Work to be completed: Search the data below for "title"; list each line that holds it.
[BEGIN Entries provided]
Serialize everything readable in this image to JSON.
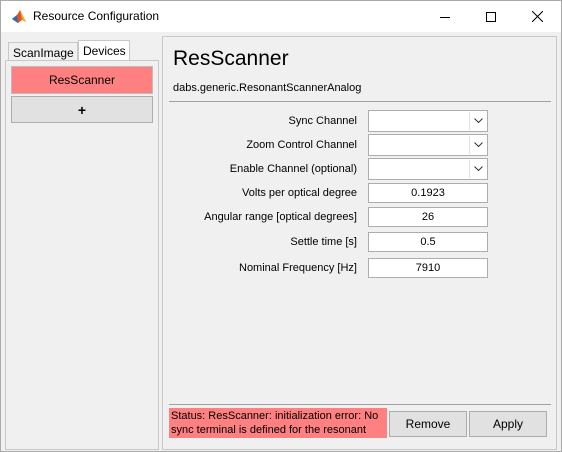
{
  "window": {
    "title": "Resource Configuration",
    "icon": "matlab-icon"
  },
  "tabs": [
    {
      "label": "ScanImage",
      "selected": false
    },
    {
      "label": "Devices",
      "selected": true
    }
  ],
  "device_list": {
    "items": [
      {
        "label": "ResScanner",
        "color": "#ff8080",
        "selected": true
      }
    ],
    "add_label": "+"
  },
  "device": {
    "title": "ResScanner",
    "class_name": "dabs.generic.ResonantScannerAnalog"
  },
  "fields": {
    "sync_channel": {
      "label": "Sync Channel",
      "value": ""
    },
    "zoom_channel": {
      "label": "Zoom Control Channel",
      "value": ""
    },
    "enable_channel": {
      "label": "Enable Channel (optional)",
      "value": ""
    },
    "volts_per_degree": {
      "label": "Volts per optical degree",
      "value": "0.1923"
    },
    "angular_range": {
      "label": "Angular range [optical degrees]",
      "value": "26"
    },
    "settle_time": {
      "label": "Settle time [s]",
      "value": "0.5"
    },
    "nominal_frequency": {
      "label": "Nominal Frequency [Hz]",
      "value": "7910"
    }
  },
  "status": {
    "text": "Status: ResScanner: initialization error: No sync terminal is defined for the resonant",
    "color": "#ff8080"
  },
  "actions": {
    "remove_label": "Remove",
    "apply_label": "Apply"
  }
}
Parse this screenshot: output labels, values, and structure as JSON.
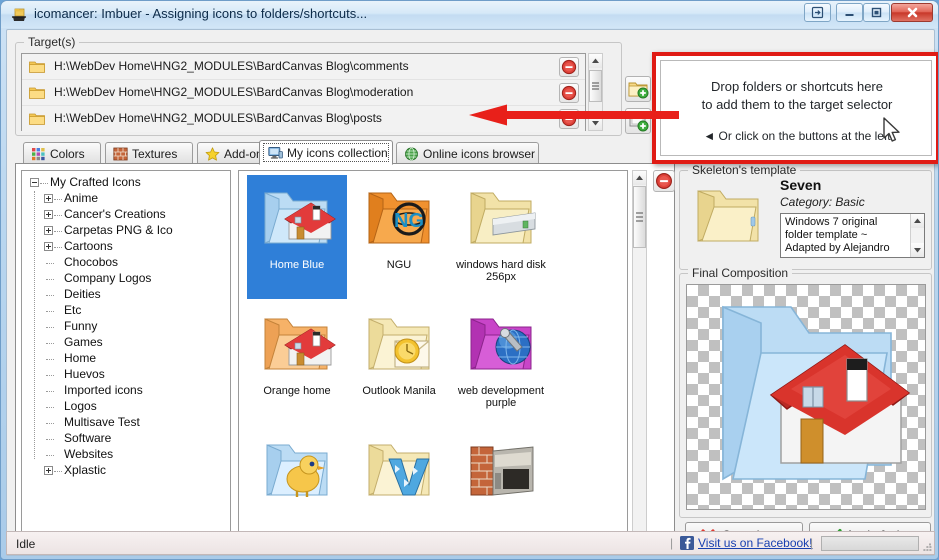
{
  "window": {
    "title": "icomancer: Imbuer - Assigning icons to folders/shortcuts...",
    "app_icon": "anvil-folder-icon",
    "controls": {
      "login": "login-icon",
      "minimize": "minimize-icon",
      "maximize": "maximize-icon",
      "close": "close-icon"
    }
  },
  "targets": {
    "legend": "Target(s)",
    "rows": [
      {
        "path": "H:\\WebDev Home\\HNG2_MODULES\\BardCanvas Blog\\comments",
        "remove_label": "remove-target"
      },
      {
        "path": "H:\\WebDev Home\\HNG2_MODULES\\BardCanvas Blog\\moderation",
        "remove_label": "remove-target"
      },
      {
        "path": "H:\\WebDev Home\\HNG2_MODULES\\BardCanvas Blog\\posts",
        "remove_label": "remove-target"
      }
    ],
    "add_folder_icon": "add-folder-icon",
    "add_shortcut_icon": "add-shortcut-icon"
  },
  "dropzone": {
    "line1": "Drop folders or shortcuts here",
    "line2": "to add them to the target selector",
    "line3": "◄ Or click on the buttons at the left",
    "highlight_color": "#e01b14"
  },
  "annotation": {
    "arrow_color": "#e8201a",
    "name": "red-pointer-arrow"
  },
  "tabs": [
    {
      "label": "Colors",
      "icon": "color-swatches-icon",
      "active": false
    },
    {
      "label": "Textures",
      "icon": "brick-wall-icon",
      "active": false
    },
    {
      "label": "Add-on icons",
      "icon": "star-icon",
      "active": false
    },
    {
      "label": "My icons collection",
      "icon": "monitor-icon",
      "active": true
    },
    {
      "label": "Online icons browser",
      "icon": "globe-icon",
      "active": false
    }
  ],
  "tree": {
    "root": "My Crafted Icons",
    "items": [
      {
        "label": "Anime",
        "expandable": true
      },
      {
        "label": "Cancer's Creations",
        "expandable": true
      },
      {
        "label": "Carpetas PNG & Ico",
        "expandable": true
      },
      {
        "label": "Cartoons",
        "expandable": true
      },
      {
        "label": "Chocobos",
        "expandable": false
      },
      {
        "label": "Company Logos",
        "expandable": false
      },
      {
        "label": "Deities",
        "expandable": false
      },
      {
        "label": "Etc",
        "expandable": false
      },
      {
        "label": "Funny",
        "expandable": false
      },
      {
        "label": "Games",
        "expandable": false
      },
      {
        "label": "Home",
        "expandable": false
      },
      {
        "label": "Huevos",
        "expandable": false
      },
      {
        "label": "Imported icons",
        "expandable": false
      },
      {
        "label": "Logos",
        "expandable": false
      },
      {
        "label": "Multisave Test",
        "expandable": false
      },
      {
        "label": "Software",
        "expandable": false
      },
      {
        "label": "Websites",
        "expandable": false
      },
      {
        "label": "Xplastic",
        "expandable": true
      }
    ]
  },
  "icon_grid": {
    "remove_button": "remove-icon-button",
    "items": [
      {
        "label": "Home Blue",
        "kind": "folder-house-blue",
        "selected": true
      },
      {
        "label": "NGU",
        "kind": "folder-ngu-orange",
        "selected": false
      },
      {
        "label": "windows hard disk 256px",
        "kind": "folder-harddisk-cream",
        "selected": false
      },
      {
        "label": "Orange home",
        "kind": "folder-house-orange",
        "selected": false
      },
      {
        "label": "Outlook Manila",
        "kind": "folder-outlook-cream",
        "selected": false
      },
      {
        "label": "web development purple",
        "kind": "folder-globe-wrench-purple",
        "selected": false
      },
      {
        "label": "",
        "kind": "folder-chocobo-blue",
        "selected": false
      },
      {
        "label": "",
        "kind": "folder-v-cream",
        "selected": false
      },
      {
        "label": "",
        "kind": "folder-brickwall",
        "selected": false
      }
    ]
  },
  "skeleton": {
    "legend": "Skeleton's template",
    "name": "Seven",
    "category": "Category: Basic",
    "description": "Windows 7 original folder template\n~ Adapted by Alejandro",
    "thumb": "cream-folder-icon"
  },
  "final": {
    "legend": "Final Composition",
    "art": "blue-folder-with-red-roof-house"
  },
  "actions": {
    "cancel": {
      "pre": "",
      "accel": "C",
      "post": "ancel",
      "icon": "red-x-icon"
    },
    "apply": {
      "pre": "",
      "accel": "A",
      "post": "pply & close",
      "icon": "green-check-icon"
    }
  },
  "status": {
    "text": "Idle",
    "separator": "|",
    "facebook_link": "Visit us on Facebook!",
    "facebook_icon": "facebook-icon"
  }
}
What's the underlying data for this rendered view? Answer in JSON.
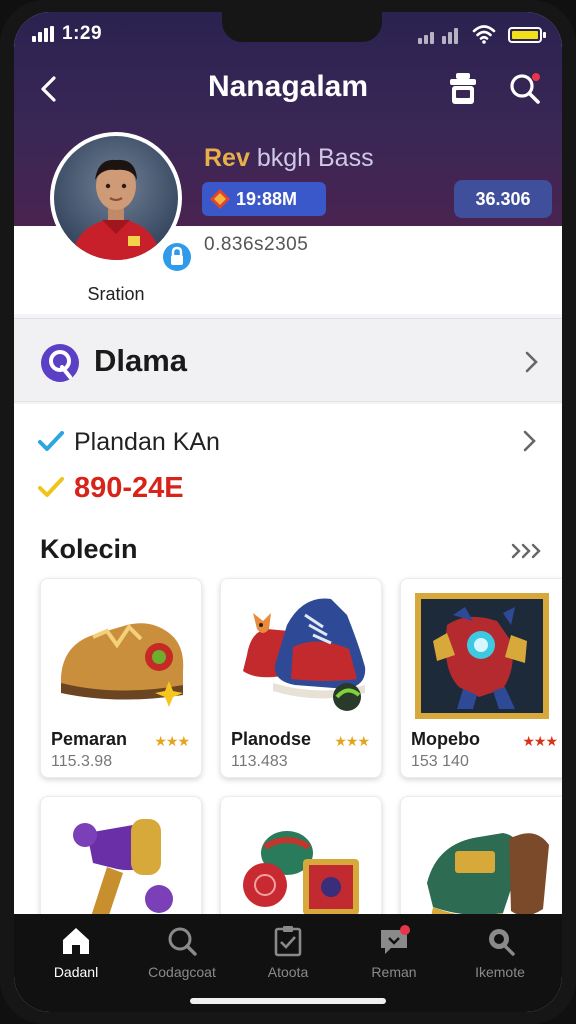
[END Entries provided]
Response to the exercise:
    "title": "Resource Configuration",
    "title": "ResScanner",
    "title": "icomancer: Imbuer - Assigning icons to folders/shortcuts...",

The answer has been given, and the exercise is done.